▸ PROBLEM TO SOLVE: Write out the listing below in full and exactly, leaving out every picture.

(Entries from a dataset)
————

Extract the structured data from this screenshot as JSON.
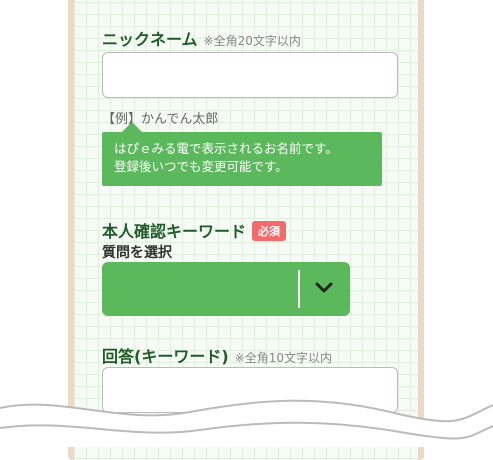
{
  "nickname": {
    "title": "ニックネーム",
    "hint": "※全角20文字以内",
    "value": "",
    "example": "【例】かんでん太郎",
    "tooltip_line1": "はぴｅみる電で表示されるお名前です。",
    "tooltip_line2": "登録後いつでも変更可能です。"
  },
  "keyword_section": {
    "title": "本人確認キーワード",
    "required_badge": "必須",
    "question_label": "質問を選択",
    "question_selected": ""
  },
  "answer": {
    "title": "回答(キーワード)",
    "hint": "※全角10文字以内",
    "value": ""
  },
  "colors": {
    "accent_green": "#5cb85c",
    "heading_green": "#1f5c28",
    "required_red": "#f26a6a"
  },
  "icons": {
    "select_arrow": "chevron-down-icon"
  }
}
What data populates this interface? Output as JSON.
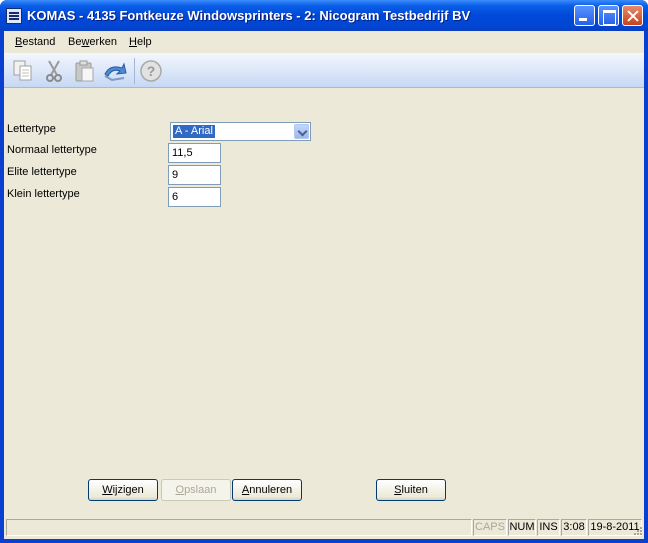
{
  "window": {
    "title": "KOMAS - 4135 Fontkeuze Windowsprinters - 2: Nicogram Testbedrijf BV"
  },
  "menu": {
    "items": [
      {
        "label": "Bestand",
        "mnemonic": "B"
      },
      {
        "label": "Bewerken",
        "mnemonic": "w"
      },
      {
        "label": "Help",
        "mnemonic": "H"
      }
    ]
  },
  "toolbar": {
    "icons": [
      "copy-icon",
      "cut-icon",
      "paste-icon",
      "undo-icon",
      "help-icon"
    ]
  },
  "form": {
    "lettertype": {
      "label": "Lettertype",
      "value": "A - Arial"
    },
    "normaal": {
      "label": "Normaal lettertype",
      "value": "11,5"
    },
    "elite": {
      "label": "Elite lettertype",
      "value": "9"
    },
    "klein": {
      "label": "Klein lettertype",
      "value": "6"
    }
  },
  "buttons": {
    "wijzigen": {
      "label": "Wijzigen",
      "mnemonic": "W"
    },
    "opslaan": {
      "label": "Opslaan",
      "mnemonic": "O",
      "enabled": false
    },
    "annuleren": {
      "label": "Annuleren",
      "mnemonic": "A"
    },
    "sluiten": {
      "label": "Sluiten",
      "mnemonic": "S"
    }
  },
  "status": {
    "caps": "CAPS",
    "num": "NUM",
    "ins": "INS",
    "time": "3:08",
    "date": "19-8-2011"
  }
}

————

▸ OUTPUT:
Extract the structured data from this screenshot as JSON.
{
  "nickname": {
    "title": "ニックネーム",
    "hint": "※全角20文字以内",
    "value": "",
    "example": "【例】かんでん太郎",
    "tooltip_line1": "はぴｅみる電で表示されるお名前です。",
    "tooltip_line2": "登録後いつでも変更可能です。"
  },
  "keyword_section": {
    "title": "本人確認キーワード",
    "required_badge": "必須",
    "question_label": "質問を選択",
    "question_selected": ""
  },
  "answer": {
    "title": "回答(キーワード)",
    "hint": "※全角10文字以内",
    "value": ""
  },
  "colors": {
    "accent_green": "#5cb85c",
    "heading_green": "#1f5c28",
    "required_red": "#f26a6a"
  },
  "icons": {
    "select_arrow": "chevron-down-icon"
  }
}
What data populates this interface? Output as JSON.
{
  "window": {
    "title": "KOMAS - 4135 Fontkeuze Windowsprinters - 2: Nicogram Testbedrijf BV"
  },
  "menu": {
    "items": [
      {
        "label": "Bestand",
        "mnemonic": "B"
      },
      {
        "label": "Bewerken",
        "mnemonic": "w"
      },
      {
        "label": "Help",
        "mnemonic": "H"
      }
    ]
  },
  "toolbar": {
    "icons": [
      "copy-icon",
      "cut-icon",
      "paste-icon",
      "undo-icon",
      "help-icon"
    ]
  },
  "form": {
    "lettertype": {
      "label": "Lettertype",
      "value": "A - Arial"
    },
    "normaal": {
      "label": "Normaal lettertype",
      "value": "11,5"
    },
    "elite": {
      "label": "Elite lettertype",
      "value": "9"
    },
    "klein": {
      "label": "Klein lettertype",
      "value": "6"
    }
  },
  "buttons": {
    "wijzigen": {
      "label": "Wijzigen",
      "mnemonic": "W"
    },
    "opslaan": {
      "label": "Opslaan",
      "mnemonic": "O",
      "enabled": false
    },
    "annuleren": {
      "label": "Annuleren",
      "mnemonic": "A"
    },
    "sluiten": {
      "label": "Sluiten",
      "mnemonic": "S"
    }
  },
  "status": {
    "caps": "CAPS",
    "num": "NUM",
    "ins": "INS",
    "time": "3:08",
    "date": "19-8-2011"
  }
}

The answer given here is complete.